Quote, without change, all of the lines that follow.

(Records from a collection of figures)
= = = =
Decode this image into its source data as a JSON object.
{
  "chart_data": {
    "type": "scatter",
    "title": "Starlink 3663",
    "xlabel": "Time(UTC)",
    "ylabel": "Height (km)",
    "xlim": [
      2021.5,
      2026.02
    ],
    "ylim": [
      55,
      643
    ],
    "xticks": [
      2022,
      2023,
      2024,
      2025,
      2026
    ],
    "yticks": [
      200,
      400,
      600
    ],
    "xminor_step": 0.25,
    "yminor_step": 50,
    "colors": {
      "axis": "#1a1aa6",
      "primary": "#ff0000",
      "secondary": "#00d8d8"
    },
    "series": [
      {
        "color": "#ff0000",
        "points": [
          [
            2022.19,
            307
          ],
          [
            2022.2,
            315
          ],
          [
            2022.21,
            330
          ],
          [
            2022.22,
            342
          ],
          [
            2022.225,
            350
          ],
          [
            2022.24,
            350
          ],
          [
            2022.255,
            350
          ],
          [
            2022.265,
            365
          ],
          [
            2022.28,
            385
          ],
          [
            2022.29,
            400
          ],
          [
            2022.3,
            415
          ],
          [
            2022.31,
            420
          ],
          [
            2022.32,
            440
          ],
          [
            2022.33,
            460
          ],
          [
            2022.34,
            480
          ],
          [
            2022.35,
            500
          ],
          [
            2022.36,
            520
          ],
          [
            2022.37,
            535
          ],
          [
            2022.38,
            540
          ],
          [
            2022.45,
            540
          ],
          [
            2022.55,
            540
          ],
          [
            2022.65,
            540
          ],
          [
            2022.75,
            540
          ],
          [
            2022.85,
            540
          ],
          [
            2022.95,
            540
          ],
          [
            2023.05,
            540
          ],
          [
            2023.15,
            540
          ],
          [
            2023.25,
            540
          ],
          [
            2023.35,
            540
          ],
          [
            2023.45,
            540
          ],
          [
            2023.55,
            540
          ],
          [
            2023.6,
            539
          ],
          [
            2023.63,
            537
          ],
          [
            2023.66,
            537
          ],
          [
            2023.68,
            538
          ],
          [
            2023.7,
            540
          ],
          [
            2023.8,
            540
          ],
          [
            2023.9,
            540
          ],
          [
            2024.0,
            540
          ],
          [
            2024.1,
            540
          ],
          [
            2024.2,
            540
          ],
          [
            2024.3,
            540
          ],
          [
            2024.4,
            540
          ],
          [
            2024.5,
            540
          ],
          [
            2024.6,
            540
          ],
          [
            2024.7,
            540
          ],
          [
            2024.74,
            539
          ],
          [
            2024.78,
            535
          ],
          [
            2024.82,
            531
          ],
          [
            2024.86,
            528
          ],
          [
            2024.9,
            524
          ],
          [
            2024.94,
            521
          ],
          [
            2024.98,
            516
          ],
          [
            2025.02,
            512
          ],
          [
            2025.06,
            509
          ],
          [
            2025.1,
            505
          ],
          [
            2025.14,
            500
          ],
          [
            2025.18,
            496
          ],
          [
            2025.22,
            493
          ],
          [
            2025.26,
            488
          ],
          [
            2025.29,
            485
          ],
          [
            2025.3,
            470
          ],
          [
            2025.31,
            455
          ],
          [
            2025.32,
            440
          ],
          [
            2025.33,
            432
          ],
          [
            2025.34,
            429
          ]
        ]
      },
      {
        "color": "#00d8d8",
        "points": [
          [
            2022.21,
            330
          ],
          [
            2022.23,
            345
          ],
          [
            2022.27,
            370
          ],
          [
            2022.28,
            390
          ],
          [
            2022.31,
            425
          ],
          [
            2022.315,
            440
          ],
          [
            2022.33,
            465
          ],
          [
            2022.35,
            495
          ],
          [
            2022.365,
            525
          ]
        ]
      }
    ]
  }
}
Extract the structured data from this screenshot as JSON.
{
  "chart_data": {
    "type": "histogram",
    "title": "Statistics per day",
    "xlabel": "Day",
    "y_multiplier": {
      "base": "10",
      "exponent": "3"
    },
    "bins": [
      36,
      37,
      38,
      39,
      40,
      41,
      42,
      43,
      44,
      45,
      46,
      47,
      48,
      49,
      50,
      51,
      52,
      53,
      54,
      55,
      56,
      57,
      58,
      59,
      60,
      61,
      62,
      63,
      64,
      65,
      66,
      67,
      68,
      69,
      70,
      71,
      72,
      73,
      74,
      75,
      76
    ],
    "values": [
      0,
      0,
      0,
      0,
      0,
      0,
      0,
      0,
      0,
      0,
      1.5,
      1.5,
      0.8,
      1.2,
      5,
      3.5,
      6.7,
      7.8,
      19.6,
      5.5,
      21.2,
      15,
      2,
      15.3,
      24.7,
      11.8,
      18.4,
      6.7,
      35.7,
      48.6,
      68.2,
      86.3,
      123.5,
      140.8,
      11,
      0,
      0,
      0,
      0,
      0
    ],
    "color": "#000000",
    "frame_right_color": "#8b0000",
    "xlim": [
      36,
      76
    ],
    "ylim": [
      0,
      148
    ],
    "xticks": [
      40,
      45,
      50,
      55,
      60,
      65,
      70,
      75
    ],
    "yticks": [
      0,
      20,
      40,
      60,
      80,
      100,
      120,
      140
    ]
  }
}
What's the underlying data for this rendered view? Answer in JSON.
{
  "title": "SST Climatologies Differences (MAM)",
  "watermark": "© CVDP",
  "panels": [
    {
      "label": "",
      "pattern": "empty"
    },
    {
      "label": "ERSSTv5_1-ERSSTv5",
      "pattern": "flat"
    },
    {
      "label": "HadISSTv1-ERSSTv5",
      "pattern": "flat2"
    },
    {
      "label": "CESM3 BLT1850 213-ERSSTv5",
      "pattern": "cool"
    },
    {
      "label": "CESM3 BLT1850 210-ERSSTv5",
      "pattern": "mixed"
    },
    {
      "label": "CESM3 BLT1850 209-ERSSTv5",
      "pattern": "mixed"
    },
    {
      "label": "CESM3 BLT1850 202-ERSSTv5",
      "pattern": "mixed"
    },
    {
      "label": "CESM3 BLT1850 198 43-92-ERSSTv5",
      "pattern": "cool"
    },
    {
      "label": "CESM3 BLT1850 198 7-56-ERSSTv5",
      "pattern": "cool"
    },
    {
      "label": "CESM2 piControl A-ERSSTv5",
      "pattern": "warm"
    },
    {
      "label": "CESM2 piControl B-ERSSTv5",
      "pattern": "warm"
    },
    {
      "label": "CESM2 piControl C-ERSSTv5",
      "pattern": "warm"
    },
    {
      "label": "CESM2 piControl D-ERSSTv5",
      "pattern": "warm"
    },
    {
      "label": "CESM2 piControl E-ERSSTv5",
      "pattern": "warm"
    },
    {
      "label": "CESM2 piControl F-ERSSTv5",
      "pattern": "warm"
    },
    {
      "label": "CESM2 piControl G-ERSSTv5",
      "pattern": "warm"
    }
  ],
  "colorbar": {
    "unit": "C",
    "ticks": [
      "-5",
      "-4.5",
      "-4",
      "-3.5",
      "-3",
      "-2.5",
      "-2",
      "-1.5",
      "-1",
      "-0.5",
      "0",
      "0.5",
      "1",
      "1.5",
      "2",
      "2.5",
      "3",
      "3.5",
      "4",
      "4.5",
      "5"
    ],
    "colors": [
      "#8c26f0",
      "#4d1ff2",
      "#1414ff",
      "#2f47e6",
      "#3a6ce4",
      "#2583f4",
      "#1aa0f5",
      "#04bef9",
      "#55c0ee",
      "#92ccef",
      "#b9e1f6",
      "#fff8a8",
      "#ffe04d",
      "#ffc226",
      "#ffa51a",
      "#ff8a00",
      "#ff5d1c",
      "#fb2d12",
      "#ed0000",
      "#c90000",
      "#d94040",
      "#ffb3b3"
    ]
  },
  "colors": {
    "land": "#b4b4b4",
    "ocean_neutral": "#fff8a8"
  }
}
= = = =
_Answer to the exercise_
Decode this image into its source data as a JSON object.
{
  "chart_data": {
    "type": "scatter",
    "title": "Starlink 3663",
    "xlabel": "Time(UTC)",
    "ylabel": "Height (km)",
    "xlim": [
      2021.5,
      2026.02
    ],
    "ylim": [
      55,
      643
    ],
    "xticks": [
      2022,
      2023,
      2024,
      2025,
      2026
    ],
    "yticks": [
      200,
      400,
      600
    ],
    "xminor_step": 0.25,
    "yminor_step": 50,
    "colors": {
      "axis": "#1a1aa6",
      "primary": "#ff0000",
      "secondary": "#00d8d8"
    },
    "series": [
      {
        "color": "#ff0000",
        "points": [
          [
            2022.19,
            307
          ],
          [
            2022.2,
            315
          ],
          [
            2022.21,
            330
          ],
          [
            2022.22,
            342
          ],
          [
            2022.225,
            350
          ],
          [
            2022.24,
            350
          ],
          [
            2022.255,
            350
          ],
          [
            2022.265,
            365
          ],
          [
            2022.28,
            385
          ],
          [
            2022.29,
            400
          ],
          [
            2022.3,
            415
          ],
          [
            2022.31,
            420
          ],
          [
            2022.32,
            440
          ],
          [
            2022.33,
            460
          ],
          [
            2022.34,
            480
          ],
          [
            2022.35,
            500
          ],
          [
            2022.36,
            520
          ],
          [
            2022.37,
            535
          ],
          [
            2022.38,
            540
          ],
          [
            2022.45,
            540
          ],
          [
            2022.55,
            540
          ],
          [
            2022.65,
            540
          ],
          [
            2022.75,
            540
          ],
          [
            2022.85,
            540
          ],
          [
            2022.95,
            540
          ],
          [
            2023.05,
            540
          ],
          [
            2023.15,
            540
          ],
          [
            2023.25,
            540
          ],
          [
            2023.35,
            540
          ],
          [
            2023.45,
            540
          ],
          [
            2023.55,
            540
          ],
          [
            2023.6,
            539
          ],
          [
            2023.63,
            537
          ],
          [
            2023.66,
            537
          ],
          [
            2023.68,
            538
          ],
          [
            2023.7,
            540
          ],
          [
            2023.8,
            540
          ],
          [
            2023.9,
            540
          ],
          [
            2024.0,
            540
          ],
          [
            2024.1,
            540
          ],
          [
            2024.2,
            540
          ],
          [
            2024.3,
            540
          ],
          [
            2024.4,
            540
          ],
          [
            2024.5,
            540
          ],
          [
            2024.6,
            540
          ],
          [
            2024.7,
            540
          ],
          [
            2024.74,
            539
          ],
          [
            2024.78,
            535
          ],
          [
            2024.82,
            531
          ],
          [
            2024.86,
            528
          ],
          [
            2024.9,
            524
          ],
          [
            2024.94,
            521
          ],
          [
            2024.98,
            516
          ],
          [
            2025.02,
            512
          ],
          [
            2025.06,
            509
          ],
          [
            2025.1,
            505
          ],
          [
            2025.14,
            500
          ],
          [
            2025.18,
            496
          ],
          [
            2025.22,
            493
          ],
          [
            2025.26,
            488
          ],
          [
            2025.29,
            485
          ],
          [
            2025.3,
            470
          ],
          [
            2025.31,
            455
          ],
          [
            2025.32,
            440
          ],
          [
            2025.33,
            432
          ],
          [
            2025.34,
            429
          ]
        ]
      },
      {
        "color": "#00d8d8",
        "points": [
          [
            2022.21,
            330
          ],
          [
            2022.23,
            345
          ],
          [
            2022.27,
            370
          ],
          [
            2022.28,
            390
          ],
          [
            2022.31,
            425
          ],
          [
            2022.315,
            440
          ],
          [
            2022.33,
            465
          ],
          [
            2022.35,
            495
          ],
          [
            2022.365,
            525
          ]
        ]
      }
    ]
  }
}
Extract the structured data from this screenshot as JSON.
{
  "chart_data": {
    "type": "histogram",
    "title": "Statistics per day",
    "xlabel": "Day",
    "y_multiplier": {
      "base": "10",
      "exponent": "3"
    },
    "bins": [
      36,
      37,
      38,
      39,
      40,
      41,
      42,
      43,
      44,
      45,
      46,
      47,
      48,
      49,
      50,
      51,
      52,
      53,
      54,
      55,
      56,
      57,
      58,
      59,
      60,
      61,
      62,
      63,
      64,
      65,
      66,
      67,
      68,
      69,
      70,
      71,
      72,
      73,
      74,
      75,
      76
    ],
    "values": [
      0,
      0,
      0,
      0,
      0,
      0,
      0,
      0,
      0,
      0,
      1.5,
      1.5,
      0.8,
      1.2,
      5,
      3.5,
      6.7,
      7.8,
      19.6,
      5.5,
      21.2,
      15,
      2,
      15.3,
      24.7,
      11.8,
      18.4,
      6.7,
      35.7,
      48.6,
      68.2,
      86.3,
      123.5,
      140.8,
      11,
      0,
      0,
      0,
      0,
      0
    ],
    "color": "#000000",
    "frame_right_color": "#8b0000",
    "xlim": [
      36,
      76
    ],
    "ylim": [
      0,
      148
    ],
    "xticks": [
      40,
      45,
      50,
      55,
      60,
      65,
      70,
      75
    ],
    "yticks": [
      0,
      20,
      40,
      60,
      80,
      100,
      120,
      140
    ]
  }
}
What's the underlying data for this rendered view? Answer in JSON.
{
  "title": "SST Climatologies Differences (MAM)",
  "watermark": "© CVDP",
  "panels": [
    {
      "label": "",
      "pattern": "empty"
    },
    {
      "label": "ERSSTv5_1-ERSSTv5",
      "pattern": "flat"
    },
    {
      "label": "HadISSTv1-ERSSTv5",
      "pattern": "flat2"
    },
    {
      "label": "CESM3 BLT1850 213-ERSSTv5",
      "pattern": "cool"
    },
    {
      "label": "CESM3 BLT1850 210-ERSSTv5",
      "pattern": "mixed"
    },
    {
      "label": "CESM3 BLT1850 209-ERSSTv5",
      "pattern": "mixed"
    },
    {
      "label": "CESM3 BLT1850 202-ERSSTv5",
      "pattern": "mixed"
    },
    {
      "label": "CESM3 BLT1850 198 43-92-ERSSTv5",
      "pattern": "cool"
    },
    {
      "label": "CESM3 BLT1850 198 7-56-ERSSTv5",
      "pattern": "cool"
    },
    {
      "label": "CESM2 piControl A-ERSSTv5",
      "pattern": "warm"
    },
    {
      "label": "CESM2 piControl B-ERSSTv5",
      "pattern": "warm"
    },
    {
      "label": "CESM2 piControl C-ERSSTv5",
      "pattern": "warm"
    },
    {
      "label": "CESM2 piControl D-ERSSTv5",
      "pattern": "warm"
    },
    {
      "label": "CESM2 piControl E-ERSSTv5",
      "pattern": "warm"
    },
    {
      "label": "CESM2 piControl F-ERSSTv5",
      "pattern": "warm"
    },
    {
      "label": "CESM2 piControl G-ERSSTv5",
      "pattern": "warm"
    }
  ],
  "colorbar": {
    "unit": "C",
    "ticks": [
      "-5",
      "-4.5",
      "-4",
      "-3.5",
      "-3",
      "-2.5",
      "-2",
      "-1.5",
      "-1",
      "-0.5",
      "0",
      "0.5",
      "1",
      "1.5",
      "2",
      "2.5",
      "3",
      "3.5",
      "4",
      "4.5",
      "5"
    ],
    "colors": [
      "#8c26f0",
      "#4d1ff2",
      "#1414ff",
      "#2f47e6",
      "#3a6ce4",
      "#2583f4",
      "#1aa0f5",
      "#04bef9",
      "#55c0ee",
      "#92ccef",
      "#b9e1f6",
      "#fff8a8",
      "#ffe04d",
      "#ffc226",
      "#ffa51a",
      "#ff8a00",
      "#ff5d1c",
      "#fb2d12",
      "#ed0000",
      "#c90000",
      "#d94040",
      "#ffb3b3"
    ]
  },
  "colors": {
    "land": "#b4b4b4",
    "ocean_neutral": "#fff8a8"
  }
}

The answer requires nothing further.